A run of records
* BEGIN *

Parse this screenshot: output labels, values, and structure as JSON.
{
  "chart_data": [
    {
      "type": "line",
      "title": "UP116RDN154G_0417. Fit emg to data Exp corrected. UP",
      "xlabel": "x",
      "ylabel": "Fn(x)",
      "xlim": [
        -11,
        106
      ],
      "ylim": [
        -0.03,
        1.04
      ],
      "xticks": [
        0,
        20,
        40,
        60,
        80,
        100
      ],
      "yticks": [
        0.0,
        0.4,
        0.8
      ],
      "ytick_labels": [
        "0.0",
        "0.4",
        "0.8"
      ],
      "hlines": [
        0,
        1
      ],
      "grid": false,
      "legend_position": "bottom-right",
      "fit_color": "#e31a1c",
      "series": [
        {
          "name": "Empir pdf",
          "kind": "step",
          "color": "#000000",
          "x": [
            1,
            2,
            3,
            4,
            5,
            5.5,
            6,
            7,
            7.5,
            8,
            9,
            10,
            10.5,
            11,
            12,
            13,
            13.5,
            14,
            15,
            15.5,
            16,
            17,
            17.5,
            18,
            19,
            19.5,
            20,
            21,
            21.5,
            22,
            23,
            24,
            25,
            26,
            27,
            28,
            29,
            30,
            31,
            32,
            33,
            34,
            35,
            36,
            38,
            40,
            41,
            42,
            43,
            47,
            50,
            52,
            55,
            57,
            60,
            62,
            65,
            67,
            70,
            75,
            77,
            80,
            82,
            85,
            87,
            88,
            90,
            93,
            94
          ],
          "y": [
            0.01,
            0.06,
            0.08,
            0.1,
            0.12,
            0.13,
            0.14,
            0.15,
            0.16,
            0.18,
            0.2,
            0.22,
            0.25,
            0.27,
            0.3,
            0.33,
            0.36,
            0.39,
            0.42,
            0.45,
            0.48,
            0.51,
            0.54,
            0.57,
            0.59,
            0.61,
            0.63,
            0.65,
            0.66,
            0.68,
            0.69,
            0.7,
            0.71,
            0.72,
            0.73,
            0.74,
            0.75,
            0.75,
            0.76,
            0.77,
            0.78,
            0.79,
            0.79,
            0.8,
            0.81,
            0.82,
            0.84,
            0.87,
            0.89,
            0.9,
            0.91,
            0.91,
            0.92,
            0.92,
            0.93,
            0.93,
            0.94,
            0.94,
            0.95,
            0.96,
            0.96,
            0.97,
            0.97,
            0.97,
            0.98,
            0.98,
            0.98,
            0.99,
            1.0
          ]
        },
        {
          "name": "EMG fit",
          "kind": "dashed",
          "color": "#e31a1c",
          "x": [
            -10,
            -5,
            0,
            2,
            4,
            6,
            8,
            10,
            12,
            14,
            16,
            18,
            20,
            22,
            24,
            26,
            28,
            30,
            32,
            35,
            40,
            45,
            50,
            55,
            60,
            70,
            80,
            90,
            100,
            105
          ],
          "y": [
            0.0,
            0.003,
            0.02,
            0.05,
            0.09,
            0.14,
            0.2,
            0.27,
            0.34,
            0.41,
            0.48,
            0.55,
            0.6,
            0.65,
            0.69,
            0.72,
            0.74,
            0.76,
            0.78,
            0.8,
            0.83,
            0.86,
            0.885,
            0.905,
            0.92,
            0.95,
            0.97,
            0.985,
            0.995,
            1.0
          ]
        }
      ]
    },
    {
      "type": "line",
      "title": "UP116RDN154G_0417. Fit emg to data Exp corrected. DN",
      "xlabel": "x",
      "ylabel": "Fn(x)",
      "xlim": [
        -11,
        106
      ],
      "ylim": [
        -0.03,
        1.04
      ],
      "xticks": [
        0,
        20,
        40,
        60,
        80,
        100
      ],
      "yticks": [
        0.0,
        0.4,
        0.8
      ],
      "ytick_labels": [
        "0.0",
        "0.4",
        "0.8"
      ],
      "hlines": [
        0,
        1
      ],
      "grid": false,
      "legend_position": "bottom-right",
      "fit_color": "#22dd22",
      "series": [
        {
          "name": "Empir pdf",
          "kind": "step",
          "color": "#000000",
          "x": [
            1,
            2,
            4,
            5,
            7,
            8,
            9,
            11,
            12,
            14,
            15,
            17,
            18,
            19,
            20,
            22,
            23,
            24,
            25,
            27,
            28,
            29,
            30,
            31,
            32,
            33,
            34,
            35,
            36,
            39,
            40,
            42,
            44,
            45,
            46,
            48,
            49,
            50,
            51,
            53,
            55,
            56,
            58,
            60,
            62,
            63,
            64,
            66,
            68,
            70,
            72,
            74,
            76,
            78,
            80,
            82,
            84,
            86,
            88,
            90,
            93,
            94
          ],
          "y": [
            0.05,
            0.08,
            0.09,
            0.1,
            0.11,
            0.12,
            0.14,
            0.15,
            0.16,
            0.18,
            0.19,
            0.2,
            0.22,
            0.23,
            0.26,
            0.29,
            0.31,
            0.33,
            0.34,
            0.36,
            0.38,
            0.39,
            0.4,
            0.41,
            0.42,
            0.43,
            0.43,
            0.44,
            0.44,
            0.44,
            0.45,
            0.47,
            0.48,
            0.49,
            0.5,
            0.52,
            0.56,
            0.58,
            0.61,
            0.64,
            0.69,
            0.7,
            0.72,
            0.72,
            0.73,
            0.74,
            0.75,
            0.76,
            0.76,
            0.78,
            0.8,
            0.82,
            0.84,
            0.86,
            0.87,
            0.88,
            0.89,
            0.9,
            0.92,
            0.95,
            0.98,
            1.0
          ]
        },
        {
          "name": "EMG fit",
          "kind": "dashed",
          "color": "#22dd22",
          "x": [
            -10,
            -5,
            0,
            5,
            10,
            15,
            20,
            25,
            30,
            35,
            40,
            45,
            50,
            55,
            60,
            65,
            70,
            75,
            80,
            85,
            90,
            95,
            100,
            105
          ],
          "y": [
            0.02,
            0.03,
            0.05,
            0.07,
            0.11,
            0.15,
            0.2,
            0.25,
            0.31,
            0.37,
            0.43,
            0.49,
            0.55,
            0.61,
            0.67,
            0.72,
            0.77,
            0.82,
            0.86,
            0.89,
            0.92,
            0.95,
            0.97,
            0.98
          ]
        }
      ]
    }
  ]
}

* END *

▸ **What you need to do**: Please reproduce each record precisely as written.

▸ **Reply**:
Parse this screenshot: output labels, values, and structure as JSON.
{
  "chart_data": [
    {
      "type": "line",
      "title": "UP116RDN154G_0417. Fit emg to data Exp corrected. UP",
      "xlabel": "x",
      "ylabel": "Fn(x)",
      "xlim": [
        -11,
        106
      ],
      "ylim": [
        -0.03,
        1.04
      ],
      "xticks": [
        0,
        20,
        40,
        60,
        80,
        100
      ],
      "yticks": [
        0.0,
        0.4,
        0.8
      ],
      "ytick_labels": [
        "0.0",
        "0.4",
        "0.8"
      ],
      "hlines": [
        0,
        1
      ],
      "grid": false,
      "legend_position": "bottom-right",
      "fit_color": "#e31a1c",
      "series": [
        {
          "name": "Empir pdf",
          "kind": "step",
          "color": "#000000",
          "x": [
            1,
            2,
            3,
            4,
            5,
            5.5,
            6,
            7,
            7.5,
            8,
            9,
            10,
            10.5,
            11,
            12,
            13,
            13.5,
            14,
            15,
            15.5,
            16,
            17,
            17.5,
            18,
            19,
            19.5,
            20,
            21,
            21.5,
            22,
            23,
            24,
            25,
            26,
            27,
            28,
            29,
            30,
            31,
            32,
            33,
            34,
            35,
            36,
            38,
            40,
            41,
            42,
            43,
            47,
            50,
            52,
            55,
            57,
            60,
            62,
            65,
            67,
            70,
            75,
            77,
            80,
            82,
            85,
            87,
            88,
            90,
            93,
            94
          ],
          "y": [
            0.01,
            0.06,
            0.08,
            0.1,
            0.12,
            0.13,
            0.14,
            0.15,
            0.16,
            0.18,
            0.2,
            0.22,
            0.25,
            0.27,
            0.3,
            0.33,
            0.36,
            0.39,
            0.42,
            0.45,
            0.48,
            0.51,
            0.54,
            0.57,
            0.59,
            0.61,
            0.63,
            0.65,
            0.66,
            0.68,
            0.69,
            0.7,
            0.71,
            0.72,
            0.73,
            0.74,
            0.75,
            0.75,
            0.76,
            0.77,
            0.78,
            0.79,
            0.79,
            0.8,
            0.81,
            0.82,
            0.84,
            0.87,
            0.89,
            0.9,
            0.91,
            0.91,
            0.92,
            0.92,
            0.93,
            0.93,
            0.94,
            0.94,
            0.95,
            0.96,
            0.96,
            0.97,
            0.97,
            0.97,
            0.98,
            0.98,
            0.98,
            0.99,
            1.0
          ]
        },
        {
          "name": "EMG fit",
          "kind": "dashed",
          "color": "#e31a1c",
          "x": [
            -10,
            -5,
            0,
            2,
            4,
            6,
            8,
            10,
            12,
            14,
            16,
            18,
            20,
            22,
            24,
            26,
            28,
            30,
            32,
            35,
            40,
            45,
            50,
            55,
            60,
            70,
            80,
            90,
            100,
            105
          ],
          "y": [
            0.0,
            0.003,
            0.02,
            0.05,
            0.09,
            0.14,
            0.2,
            0.27,
            0.34,
            0.41,
            0.48,
            0.55,
            0.6,
            0.65,
            0.69,
            0.72,
            0.74,
            0.76,
            0.78,
            0.8,
            0.83,
            0.86,
            0.885,
            0.905,
            0.92,
            0.95,
            0.97,
            0.985,
            0.995,
            1.0
          ]
        }
      ]
    },
    {
      "type": "line",
      "title": "UP116RDN154G_0417. Fit emg to data Exp corrected. DN",
      "xlabel": "x",
      "ylabel": "Fn(x)",
      "xlim": [
        -11,
        106
      ],
      "ylim": [
        -0.03,
        1.04
      ],
      "xticks": [
        0,
        20,
        40,
        60,
        80,
        100
      ],
      "yticks": [
        0.0,
        0.4,
        0.8
      ],
      "ytick_labels": [
        "0.0",
        "0.4",
        "0.8"
      ],
      "hlines": [
        0,
        1
      ],
      "grid": false,
      "legend_position": "bottom-right",
      "fit_color": "#22dd22",
      "series": [
        {
          "name": "Empir pdf",
          "kind": "step",
          "color": "#000000",
          "x": [
            1,
            2,
            4,
            5,
            7,
            8,
            9,
            11,
            12,
            14,
            15,
            17,
            18,
            19,
            20,
            22,
            23,
            24,
            25,
            27,
            28,
            29,
            30,
            31,
            32,
            33,
            34,
            35,
            36,
            39,
            40,
            42,
            44,
            45,
            46,
            48,
            49,
            50,
            51,
            53,
            55,
            56,
            58,
            60,
            62,
            63,
            64,
            66,
            68,
            70,
            72,
            74,
            76,
            78,
            80,
            82,
            84,
            86,
            88,
            90,
            93,
            94
          ],
          "y": [
            0.05,
            0.08,
            0.09,
            0.1,
            0.11,
            0.12,
            0.14,
            0.15,
            0.16,
            0.18,
            0.19,
            0.2,
            0.22,
            0.23,
            0.26,
            0.29,
            0.31,
            0.33,
            0.34,
            0.36,
            0.38,
            0.39,
            0.4,
            0.41,
            0.42,
            0.43,
            0.43,
            0.44,
            0.44,
            0.44,
            0.45,
            0.47,
            0.48,
            0.49,
            0.5,
            0.52,
            0.56,
            0.58,
            0.61,
            0.64,
            0.69,
            0.7,
            0.72,
            0.72,
            0.73,
            0.74,
            0.75,
            0.76,
            0.76,
            0.78,
            0.8,
            0.82,
            0.84,
            0.86,
            0.87,
            0.88,
            0.89,
            0.9,
            0.92,
            0.95,
            0.98,
            1.0
          ]
        },
        {
          "name": "EMG fit",
          "kind": "dashed",
          "color": "#22dd22",
          "x": [
            -10,
            -5,
            0,
            5,
            10,
            15,
            20,
            25,
            30,
            35,
            40,
            45,
            50,
            55,
            60,
            65,
            70,
            75,
            80,
            85,
            90,
            95,
            100,
            105
          ],
          "y": [
            0.02,
            0.03,
            0.05,
            0.07,
            0.11,
            0.15,
            0.2,
            0.25,
            0.31,
            0.37,
            0.43,
            0.49,
            0.55,
            0.61,
            0.67,
            0.72,
            0.77,
            0.82,
            0.86,
            0.89,
            0.92,
            0.95,
            0.97,
            0.98
          ]
        }
      ]
    }
  ]
}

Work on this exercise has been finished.